-- BEGIN Data supplied --

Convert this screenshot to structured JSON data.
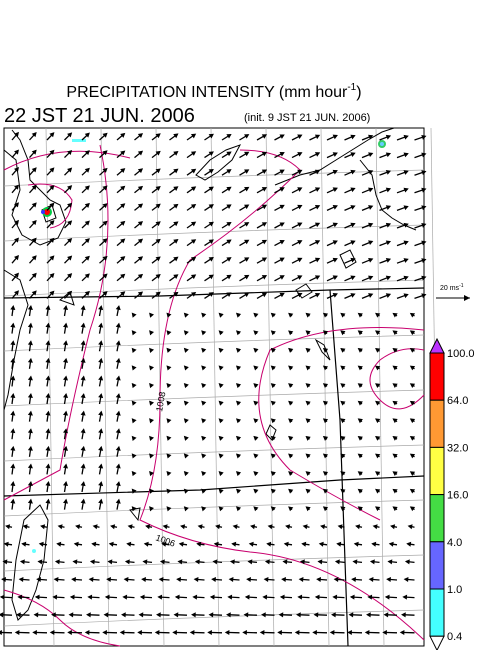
{
  "header": {
    "title": "PRECIPITATION INTENSITY (mm hour",
    "title_superscript": "-1",
    "title_close": ")",
    "valid_time": "22 JST 21 JUN. 2006",
    "init_time": "(init. 9 JST 21 JUN. 2006)"
  },
  "wind_scale": {
    "label": "20 ms",
    "superscript": "-1"
  },
  "contour_labels": [
    "1008",
    "1006"
  ],
  "colorbar": {
    "labels": [
      "100.0",
      "64.0",
      "32.0",
      "16.0",
      "4.0",
      "1.0",
      "0.4"
    ]
  }
}
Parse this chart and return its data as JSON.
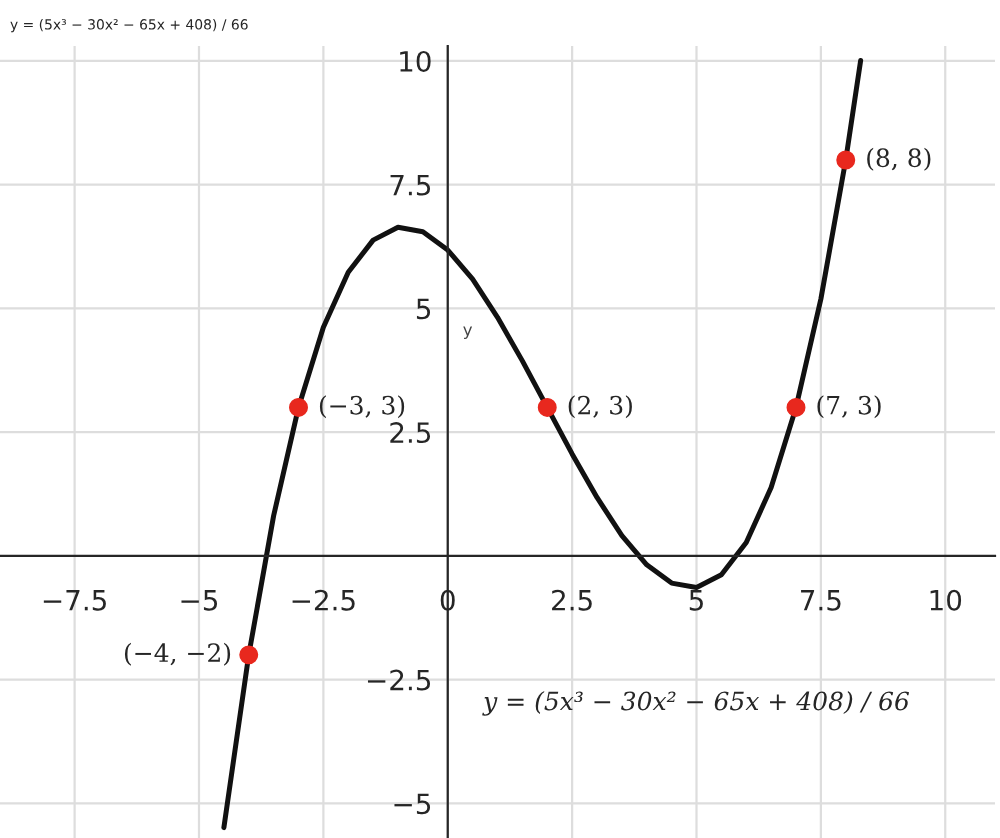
{
  "chart_data": {
    "type": "line",
    "title": "y = (5x³ − 30x² − 65x + 408) / 66",
    "ylabel": "y",
    "series": [
      {
        "color": "#111111",
        "x": [
          -4.5,
          -4,
          -3.5,
          -3,
          -2.5,
          -2,
          -1.5,
          -1,
          -0.5,
          0,
          0.5,
          1,
          1.5,
          2,
          2.5,
          3,
          3.5,
          4,
          4.5,
          5,
          5.5,
          6,
          6.5,
          7,
          7.5,
          8,
          8.3
        ],
        "values": [
          -5.49,
          -2,
          0.81,
          3,
          4.62,
          5.73,
          6.38,
          6.64,
          6.55,
          6.18,
          5.59,
          4.82,
          3.94,
          3,
          2.06,
          1.18,
          0.41,
          -0.18,
          -0.55,
          -0.64,
          -0.38,
          0.27,
          1.38,
          3,
          5.19,
          8,
          10.01
        ]
      },
      {
        "type": "scatter",
        "color": "#e8281e",
        "marker": "circle",
        "x": [
          -4,
          -3,
          2,
          7,
          8
        ],
        "values": [
          -2,
          3,
          3,
          3,
          8
        ]
      }
    ],
    "annotations": [
      {
        "text": "(−4, −2)",
        "x": -4,
        "y": -2
      },
      {
        "text": "(−3, 3)",
        "x": -3,
        "y": 3
      },
      {
        "text": "(2, 3)",
        "x": 2,
        "y": 3
      },
      {
        "text": "(7, 3)",
        "x": 7,
        "y": 3
      },
      {
        "text": "(8, 8)",
        "x": 8,
        "y": 8
      },
      "y = (5x³ − 30x² − 65x + 408) / 66"
    ],
    "xlim": [
      -9,
      11
    ],
    "ylim": [
      -5.7,
      10.3
    ],
    "xticks": [
      {
        "value": -7.5,
        "label": "−7.5"
      },
      {
        "value": -5,
        "label": "−5"
      },
      {
        "value": -2.5,
        "label": "−2.5"
      },
      0,
      2.5,
      5,
      7.5,
      10
    ],
    "yticks": [
      {
        "value": -5,
        "label": "−5"
      },
      {
        "value": -2.5,
        "label": "−2.5"
      },
      2.5,
      5,
      7.5,
      10
    ],
    "grid": true
  }
}
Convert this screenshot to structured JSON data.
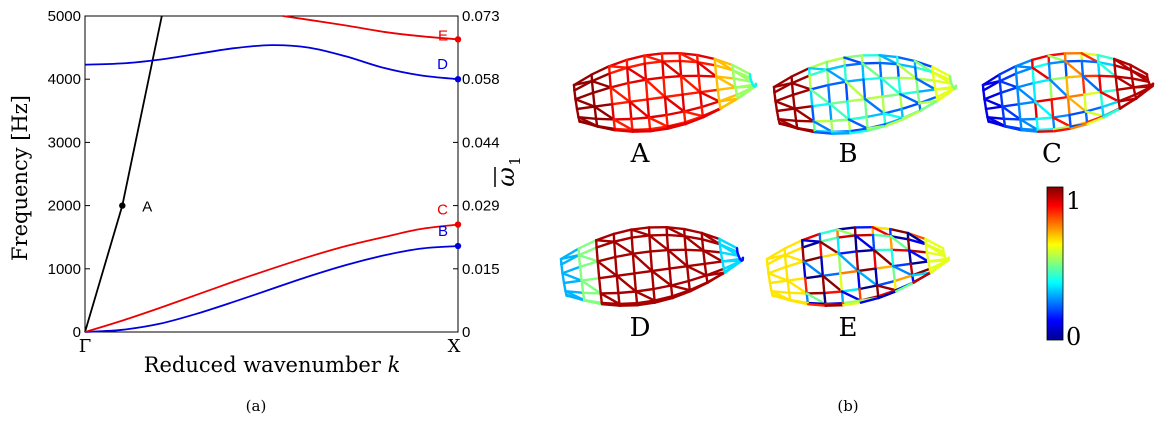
{
  "chart_data": {
    "type": "line",
    "xlabel": "Reduced wavenumber",
    "xlabel_var": "k",
    "ylabel": "Frequency [Hz]",
    "y2label_main": "ω",
    "y2label_sub": "1",
    "x_ticks": [
      "Γ",
      "X"
    ],
    "ylim": [
      0,
      5000
    ],
    "y_ticks": [
      "0",
      "1000",
      "2000",
      "3000",
      "4000",
      "5000"
    ],
    "y2_ticks": [
      "0",
      "0.015",
      "0.029",
      "0.044",
      "0.058",
      "0.073"
    ],
    "series": [
      {
        "color": "#000000",
        "points": [
          [
            0,
            0
          ],
          [
            0.1,
            2000
          ],
          [
            0.206,
            5000
          ]
        ]
      },
      {
        "color": "#0000dd",
        "points": [
          [
            0,
            0
          ],
          [
            0.1,
            35
          ],
          [
            0.2,
            130
          ],
          [
            0.3,
            290
          ],
          [
            0.4,
            480
          ],
          [
            0.5,
            680
          ],
          [
            0.6,
            880
          ],
          [
            0.7,
            1060
          ],
          [
            0.8,
            1210
          ],
          [
            0.9,
            1320
          ],
          [
            1,
            1360
          ]
        ]
      },
      {
        "color": "#ee0000",
        "points": [
          [
            0,
            0
          ],
          [
            0.1,
            180
          ],
          [
            0.2,
            380
          ],
          [
            0.3,
            590
          ],
          [
            0.4,
            800
          ],
          [
            0.5,
            1000
          ],
          [
            0.6,
            1190
          ],
          [
            0.7,
            1360
          ],
          [
            0.8,
            1500
          ],
          [
            0.9,
            1630
          ],
          [
            1,
            1700
          ]
        ]
      },
      {
        "color": "#0000dd",
        "points": [
          [
            0,
            4230
          ],
          [
            0.1,
            4250
          ],
          [
            0.2,
            4310
          ],
          [
            0.3,
            4400
          ],
          [
            0.4,
            4490
          ],
          [
            0.5,
            4540
          ],
          [
            0.6,
            4500
          ],
          [
            0.7,
            4360
          ],
          [
            0.8,
            4180
          ],
          [
            0.9,
            4060
          ],
          [
            1,
            4000
          ]
        ]
      },
      {
        "color": "#ee0000",
        "points": [
          [
            0.53,
            5000
          ],
          [
            0.6,
            4940
          ],
          [
            0.7,
            4850
          ],
          [
            0.8,
            4750
          ],
          [
            0.9,
            4680
          ],
          [
            1,
            4630
          ]
        ]
      }
    ],
    "markers": [
      {
        "label": "A",
        "x": 0.1,
        "y": 2000,
        "color": "#000000",
        "label_side": "right"
      },
      {
        "label": "B",
        "x": 1,
        "y": 1360,
        "color": "#0000dd",
        "label_side": "left"
      },
      {
        "label": "C",
        "x": 1,
        "y": 1700,
        "color": "#ee0000",
        "label_side": "left"
      },
      {
        "label": "D",
        "x": 1,
        "y": 4000,
        "color": "#0000dd",
        "label_side": "left"
      },
      {
        "label": "E",
        "x": 1,
        "y": 4630,
        "color": "#ee0000",
        "label_side": "left"
      }
    ]
  },
  "panel_a_caption": "(a)",
  "panel_b_caption": "(b)",
  "modes": [
    {
      "label": "A",
      "scheme": "red"
    },
    {
      "label": "B",
      "scheme": "cyan"
    },
    {
      "label": "C",
      "scheme": "mixc"
    },
    {
      "label": "D",
      "scheme": "red2"
    },
    {
      "label": "E",
      "scheme": "mixe"
    }
  ],
  "colorbar": {
    "max_label": "1",
    "min_label": "0"
  }
}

-- END Data supplied --

## Task details
Reproduce all entries exactly. Pictures do not belong in the copy.

## Result of this task
Convert this screenshot to structured JSON data.
{
  "header": {
    "title": "PRECIPITATION INTENSITY (mm hour",
    "title_superscript": "-1",
    "title_close": ")",
    "valid_time": "22 JST 21 JUN. 2006",
    "init_time": "(init. 9 JST 21 JUN. 2006)"
  },
  "wind_scale": {
    "label": "20 ms",
    "superscript": "-1"
  },
  "contour_labels": [
    "1008",
    "1006"
  ],
  "colorbar": {
    "labels": [
      "100.0",
      "64.0",
      "32.0",
      "16.0",
      "4.0",
      "1.0",
      "0.4"
    ]
  }
}
Parse this chart and return its data as JSON.
{
  "chart_data": {
    "type": "line",
    "title": "y = (5x³ − 30x² − 65x + 408) / 66",
    "ylabel": "y",
    "series": [
      {
        "color": "#111111",
        "x": [
          -4.5,
          -4,
          -3.5,
          -3,
          -2.5,
          -2,
          -1.5,
          -1,
          -0.5,
          0,
          0.5,
          1,
          1.5,
          2,
          2.5,
          3,
          3.5,
          4,
          4.5,
          5,
          5.5,
          6,
          6.5,
          7,
          7.5,
          8,
          8.3
        ],
        "values": [
          -5.49,
          -2,
          0.81,
          3,
          4.62,
          5.73,
          6.38,
          6.64,
          6.55,
          6.18,
          5.59,
          4.82,
          3.94,
          3,
          2.06,
          1.18,
          0.41,
          -0.18,
          -0.55,
          -0.64,
          -0.38,
          0.27,
          1.38,
          3,
          5.19,
          8,
          10.01
        ]
      },
      {
        "type": "scatter",
        "color": "#e8281e",
        "marker": "circle",
        "x": [
          -4,
          -3,
          2,
          7,
          8
        ],
        "values": [
          -2,
          3,
          3,
          3,
          8
        ]
      }
    ],
    "annotations": [
      {
        "text": "(−4, −2)",
        "x": -4,
        "y": -2
      },
      {
        "text": "(−3, 3)",
        "x": -3,
        "y": 3
      },
      {
        "text": "(2, 3)",
        "x": 2,
        "y": 3
      },
      {
        "text": "(7, 3)",
        "x": 7,
        "y": 3
      },
      {
        "text": "(8, 8)",
        "x": 8,
        "y": 8
      },
      "y = (5x³ − 30x² − 65x + 408) / 66"
    ],
    "xlim": [
      -9,
      11
    ],
    "ylim": [
      -5.7,
      10.3
    ],
    "xticks": [
      {
        "value": -7.5,
        "label": "−7.5"
      },
      {
        "value": -5,
        "label": "−5"
      },
      {
        "value": -2.5,
        "label": "−2.5"
      },
      0,
      2.5,
      5,
      7.5,
      10
    ],
    "yticks": [
      {
        "value": -5,
        "label": "−5"
      },
      {
        "value": -2.5,
        "label": "−2.5"
      },
      2.5,
      5,
      7.5,
      10
    ],
    "grid": true
  }
}
Convert this screenshot to structured JSON data.
{
  "chart_data": {
    "type": "line",
    "xlabel": "Reduced wavenumber",
    "xlabel_var": "k",
    "ylabel": "Frequency [Hz]",
    "y2label_main": "ω",
    "y2label_sub": "1",
    "x_ticks": [
      "Γ",
      "X"
    ],
    "ylim": [
      0,
      5000
    ],
    "y_ticks": [
      "0",
      "1000",
      "2000",
      "3000",
      "4000",
      "5000"
    ],
    "y2_ticks": [
      "0",
      "0.015",
      "0.029",
      "0.044",
      "0.058",
      "0.073"
    ],
    "series": [
      {
        "color": "#000000",
        "points": [
          [
            0,
            0
          ],
          [
            0.1,
            2000
          ],
          [
            0.206,
            5000
          ]
        ]
      },
      {
        "color": "#0000dd",
        "points": [
          [
            0,
            0
          ],
          [
            0.1,
            35
          ],
          [
            0.2,
            130
          ],
          [
            0.3,
            290
          ],
          [
            0.4,
            480
          ],
          [
            0.5,
            680
          ],
          [
            0.6,
            880
          ],
          [
            0.7,
            1060
          ],
          [
            0.8,
            1210
          ],
          [
            0.9,
            1320
          ],
          [
            1,
            1360
          ]
        ]
      },
      {
        "color": "#ee0000",
        "points": [
          [
            0,
            0
          ],
          [
            0.1,
            180
          ],
          [
            0.2,
            380
          ],
          [
            0.3,
            590
          ],
          [
            0.4,
            800
          ],
          [
            0.5,
            1000
          ],
          [
            0.6,
            1190
          ],
          [
            0.7,
            1360
          ],
          [
            0.8,
            1500
          ],
          [
            0.9,
            1630
          ],
          [
            1,
            1700
          ]
        ]
      },
      {
        "color": "#0000dd",
        "points": [
          [
            0,
            4230
          ],
          [
            0.1,
            4250
          ],
          [
            0.2,
            4310
          ],
          [
            0.3,
            4400
          ],
          [
            0.4,
            4490
          ],
          [
            0.5,
            4540
          ],
          [
            0.6,
            4500
          ],
          [
            0.7,
            4360
          ],
          [
            0.8,
            4180
          ],
          [
            0.9,
            4060
          ],
          [
            1,
            4000
          ]
        ]
      },
      {
        "color": "#ee0000",
        "points": [
          [
            0.53,
            5000
          ],
          [
            0.6,
            4940
          ],
          [
            0.7,
            4850
          ],
          [
            0.8,
            4750
          ],
          [
            0.9,
            4680
          ],
          [
            1,
            4630
          ]
        ]
      }
    ],
    "markers": [
      {
        "label": "A",
        "x": 0.1,
        "y": 2000,
        "color": "#000000",
        "label_side": "right"
      },
      {
        "label": "B",
        "x": 1,
        "y": 1360,
        "color": "#0000dd",
        "label_side": "left"
      },
      {
        "label": "C",
        "x": 1,
        "y": 1700,
        "color": "#ee0000",
        "label_side": "left"
      },
      {
        "label": "D",
        "x": 1,
        "y": 4000,
        "color": "#0000dd",
        "label_side": "left"
      },
      {
        "label": "E",
        "x": 1,
        "y": 4630,
        "color": "#ee0000",
        "label_side": "left"
      }
    ]
  },
  "panel_a_caption": "(a)",
  "panel_b_caption": "(b)",
  "modes": [
    {
      "label": "A",
      "scheme": "red"
    },
    {
      "label": "B",
      "scheme": "cyan"
    },
    {
      "label": "C",
      "scheme": "mixc"
    },
    {
      "label": "D",
      "scheme": "red2"
    },
    {
      "label": "E",
      "scheme": "mixe"
    }
  ],
  "colorbar": {
    "max_label": "1",
    "min_label": "0"
  }
}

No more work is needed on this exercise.